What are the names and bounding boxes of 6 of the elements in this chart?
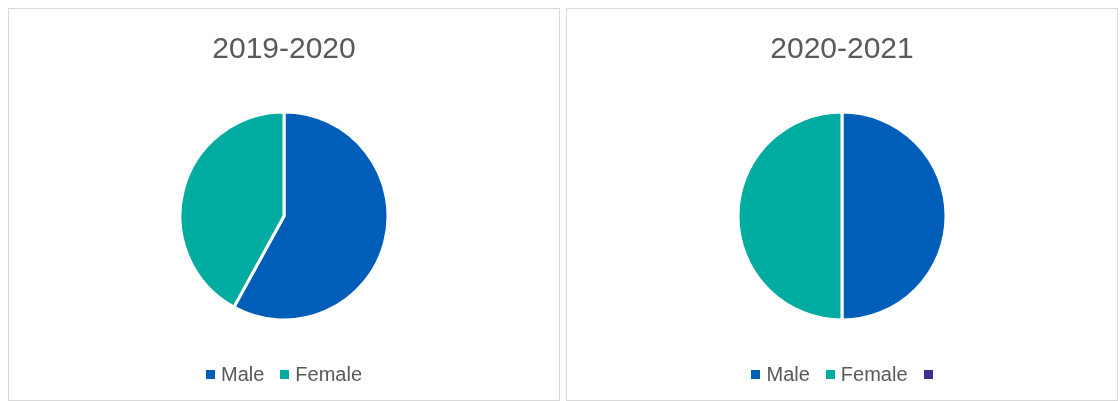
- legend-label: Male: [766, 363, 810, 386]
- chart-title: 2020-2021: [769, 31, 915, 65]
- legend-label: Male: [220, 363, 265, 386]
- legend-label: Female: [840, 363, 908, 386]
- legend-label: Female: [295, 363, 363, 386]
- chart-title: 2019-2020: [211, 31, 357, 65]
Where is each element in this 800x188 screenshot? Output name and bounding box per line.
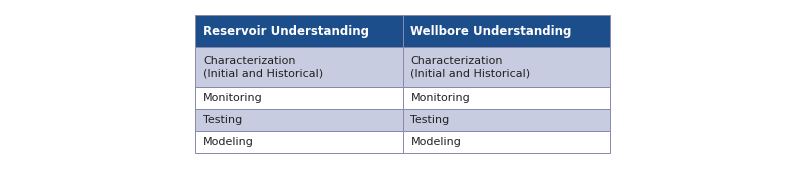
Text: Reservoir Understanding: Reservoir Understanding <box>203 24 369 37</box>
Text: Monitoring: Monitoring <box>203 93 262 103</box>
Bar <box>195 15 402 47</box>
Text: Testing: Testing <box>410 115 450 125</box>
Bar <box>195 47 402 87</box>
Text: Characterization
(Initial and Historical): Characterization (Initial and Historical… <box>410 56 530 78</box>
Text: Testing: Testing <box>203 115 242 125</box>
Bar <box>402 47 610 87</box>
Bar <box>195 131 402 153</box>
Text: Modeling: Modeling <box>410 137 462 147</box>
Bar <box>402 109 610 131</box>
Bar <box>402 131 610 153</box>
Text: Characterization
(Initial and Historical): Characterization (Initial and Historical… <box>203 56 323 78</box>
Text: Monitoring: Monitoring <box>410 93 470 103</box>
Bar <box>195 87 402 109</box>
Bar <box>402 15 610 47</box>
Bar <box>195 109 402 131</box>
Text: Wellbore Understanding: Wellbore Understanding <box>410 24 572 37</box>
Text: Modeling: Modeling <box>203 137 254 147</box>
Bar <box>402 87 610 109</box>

****

◆ Do this:
Give every line of the listing above as a JSON list of strings, one string per line, with blank lines omitted. Leave the pictures out of the answer.

◆ Solved exercise:
[
  "What are the names and bounding boxes of 6 of the elements in this chart?",
  "- legend-label: Male: [766, 363, 810, 386]",
  "- chart-title: 2020-2021: [769, 31, 915, 65]",
  "- legend-label: Male: [220, 363, 265, 386]",
  "- legend-label: Female: [840, 363, 908, 386]",
  "- legend-label: Female: [295, 363, 363, 386]",
  "- chart-title: 2019-2020: [211, 31, 357, 65]",
  "Where is each element in this 800x188 screenshot? Output name and bounding box per line.",
  "Text: Reservoir Understanding: Reservoir Understanding <box>203 24 369 37</box>",
  "Text: Monitoring: Monitoring <box>203 93 262 103</box>",
  "Bar <box>195 15 402 47</box>",
  "Text: Testing: Testing <box>410 115 450 125</box>",
  "Bar <box>195 47 402 87</box>",
  "Text: Characterization",
  "(Initial and Historical): Characterization (Initial and Historical… <box>410 56 530 78</box>",
  "Text: Testing: Testing <box>203 115 242 125</box>",
  "Bar <box>402 47 610 87</box>",
  "Bar <box>195 131 402 153</box>",
  "Text: Modeling: Modeling <box>410 137 462 147</box>",
  "Bar <box>402 109 610 131</box>",
  "Bar <box>402 131 610 153</box>",
  "Text: Characterization",
  "(Initial and Historical): Characterization (Initial and Historical… <box>203 56 323 78</box>",
  "Text: Monitoring: Monitoring <box>410 93 470 103</box>",
  "Bar <box>195 87 402 109</box>",
  "Bar <box>402 15 610 47</box>",
  "Bar <box>195 109 402 131</box>",
  "Text: Wellbore Understanding: Wellbore Understanding <box>410 24 572 37</box>",
  "Text: Modeling: Modeling <box>203 137 254 147</box>",
  "Bar <box>402 87 610 109</box>"
]